RECORDED DATA >>
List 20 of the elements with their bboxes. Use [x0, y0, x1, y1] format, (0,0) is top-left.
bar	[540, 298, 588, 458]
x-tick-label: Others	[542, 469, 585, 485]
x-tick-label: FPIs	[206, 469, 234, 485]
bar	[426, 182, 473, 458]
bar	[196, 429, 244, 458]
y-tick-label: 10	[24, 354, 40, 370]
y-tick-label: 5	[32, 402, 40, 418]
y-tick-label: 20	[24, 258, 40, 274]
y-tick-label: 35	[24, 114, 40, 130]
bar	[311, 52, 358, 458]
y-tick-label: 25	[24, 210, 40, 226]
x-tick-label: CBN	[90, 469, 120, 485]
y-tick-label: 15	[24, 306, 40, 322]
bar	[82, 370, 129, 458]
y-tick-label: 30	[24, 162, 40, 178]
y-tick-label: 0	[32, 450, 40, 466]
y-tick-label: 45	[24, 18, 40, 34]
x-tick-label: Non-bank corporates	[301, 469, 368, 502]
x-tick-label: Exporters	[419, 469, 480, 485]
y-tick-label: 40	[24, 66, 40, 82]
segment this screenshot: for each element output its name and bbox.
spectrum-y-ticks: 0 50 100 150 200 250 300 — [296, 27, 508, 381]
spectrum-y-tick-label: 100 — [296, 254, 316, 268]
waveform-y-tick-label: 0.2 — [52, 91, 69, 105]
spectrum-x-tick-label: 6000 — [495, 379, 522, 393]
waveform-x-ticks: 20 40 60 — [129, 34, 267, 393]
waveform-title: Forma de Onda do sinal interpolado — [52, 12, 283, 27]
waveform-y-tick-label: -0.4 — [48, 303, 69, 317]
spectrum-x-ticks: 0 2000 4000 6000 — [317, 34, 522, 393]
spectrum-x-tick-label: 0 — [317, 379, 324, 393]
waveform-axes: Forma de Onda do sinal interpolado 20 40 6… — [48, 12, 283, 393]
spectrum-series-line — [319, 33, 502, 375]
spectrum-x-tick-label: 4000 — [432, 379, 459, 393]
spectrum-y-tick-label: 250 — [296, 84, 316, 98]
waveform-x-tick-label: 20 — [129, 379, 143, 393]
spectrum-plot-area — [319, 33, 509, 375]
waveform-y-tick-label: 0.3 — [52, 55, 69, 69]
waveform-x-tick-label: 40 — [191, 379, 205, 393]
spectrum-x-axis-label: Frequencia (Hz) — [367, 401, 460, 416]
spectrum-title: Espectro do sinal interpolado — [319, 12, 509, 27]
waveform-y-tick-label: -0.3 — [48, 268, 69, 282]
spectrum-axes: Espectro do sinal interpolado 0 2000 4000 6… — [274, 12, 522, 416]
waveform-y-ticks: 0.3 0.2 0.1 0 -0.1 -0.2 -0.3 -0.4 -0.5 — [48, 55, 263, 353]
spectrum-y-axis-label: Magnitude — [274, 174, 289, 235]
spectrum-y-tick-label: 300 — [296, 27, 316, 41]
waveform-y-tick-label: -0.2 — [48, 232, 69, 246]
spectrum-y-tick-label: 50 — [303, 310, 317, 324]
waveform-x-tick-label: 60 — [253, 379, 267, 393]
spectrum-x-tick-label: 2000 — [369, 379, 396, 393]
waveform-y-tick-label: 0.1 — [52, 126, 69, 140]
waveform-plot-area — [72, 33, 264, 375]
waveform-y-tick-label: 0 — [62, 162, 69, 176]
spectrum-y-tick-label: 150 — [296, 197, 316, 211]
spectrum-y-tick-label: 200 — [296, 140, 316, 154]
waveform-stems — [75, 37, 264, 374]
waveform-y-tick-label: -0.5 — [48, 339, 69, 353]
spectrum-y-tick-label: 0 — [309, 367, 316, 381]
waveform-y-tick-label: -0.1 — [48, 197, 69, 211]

PROBLEM TO SOLVE >> Copy out every row above, character for character, with no changes.

RESPONSE TO THE EXERCISE >>
List 20 of the elements with their bboxes. Use [x0, y0, x1, y1] format, (0,0) is top-left.
bar	[540, 298, 588, 458]
x-tick-label: Others	[542, 469, 585, 485]
x-tick-label: FPIs	[206, 469, 234, 485]
bar	[426, 182, 473, 458]
bar	[196, 429, 244, 458]
y-tick-label: 10	[24, 354, 40, 370]
y-tick-label: 5	[32, 402, 40, 418]
y-tick-label: 20	[24, 258, 40, 274]
y-tick-label: 35	[24, 114, 40, 130]
bar	[311, 52, 358, 458]
y-tick-label: 25	[24, 210, 40, 226]
x-tick-label: CBN	[90, 469, 120, 485]
y-tick-label: 15	[24, 306, 40, 322]
bar	[82, 370, 129, 458]
y-tick-label: 30	[24, 162, 40, 178]
y-tick-label: 0	[32, 450, 40, 466]
y-tick-label: 45	[24, 18, 40, 34]
x-tick-label: Non-bank corporates	[301, 469, 368, 502]
x-tick-label: Exporters	[419, 469, 480, 485]
y-tick-label: 40	[24, 66, 40, 82]
segment this screenshot: for each element output its name and bbox.
spectrum-y-ticks: 0 50 100 150 200 250 300 — [296, 27, 508, 381]
spectrum-y-tick-label: 100 — [296, 254, 316, 268]
waveform-y-tick-label: 0.2 — [52, 91, 69, 105]
spectrum-x-tick-label: 6000 — [495, 379, 522, 393]
waveform-x-ticks: 20 40 60 — [129, 34, 267, 393]
waveform-title: Forma de Onda do sinal interpolado — [52, 12, 283, 27]
waveform-y-tick-label: -0.4 — [48, 303, 69, 317]
spectrum-x-ticks: 0 2000 4000 6000 — [317, 34, 522, 393]
spectrum-x-tick-label: 0 — [317, 379, 324, 393]
waveform-axes: Forma de Onda do sinal interpolado 20 40 6… — [48, 12, 283, 393]
spectrum-series-line — [319, 33, 502, 375]
spectrum-x-tick-label: 4000 — [432, 379, 459, 393]
spectrum-y-tick-label: 250 — [296, 84, 316, 98]
waveform-x-tick-label: 20 — [129, 379, 143, 393]
spectrum-plot-area — [319, 33, 509, 375]
waveform-y-tick-label: 0.3 — [52, 55, 69, 69]
waveform-x-tick-label: 40 — [191, 379, 205, 393]
spectrum-x-axis-label: Frequencia (Hz) — [367, 401, 460, 416]
spectrum-title: Espectro do sinal interpolado — [319, 12, 509, 27]
waveform-y-tick-label: -0.3 — [48, 268, 69, 282]
spectrum-axes: Espectro do sinal interpolado 0 2000 4000 6… — [274, 12, 522, 416]
waveform-y-ticks: 0.3 0.2 0.1 0 -0.1 -0.2 -0.3 -0.4 -0.5 — [48, 55, 263, 353]
spectrum-y-axis-label: Magnitude — [274, 174, 289, 235]
spectrum-y-tick-label: 300 — [296, 27, 316, 41]
waveform-y-tick-label: -0.2 — [48, 232, 69, 246]
spectrum-y-tick-label: 50 — [303, 310, 317, 324]
waveform-x-tick-label: 60 — [253, 379, 267, 393]
spectrum-x-tick-label: 2000 — [369, 379, 396, 393]
waveform-y-tick-label: 0.1 — [52, 126, 69, 140]
waveform-plot-area — [72, 33, 264, 375]
waveform-y-tick-label: 0 — [62, 162, 69, 176]
spectrum-y-tick-label: 150 — [296, 197, 316, 211]
spectrum-y-tick-label: 200 — [296, 140, 316, 154]
waveform-stems — [75, 37, 264, 374]
waveform-y-tick-label: -0.5 — [48, 339, 69, 353]
spectrum-y-tick-label: 0 — [309, 367, 316, 381]
waveform-y-tick-label: -0.1 — [48, 197, 69, 211]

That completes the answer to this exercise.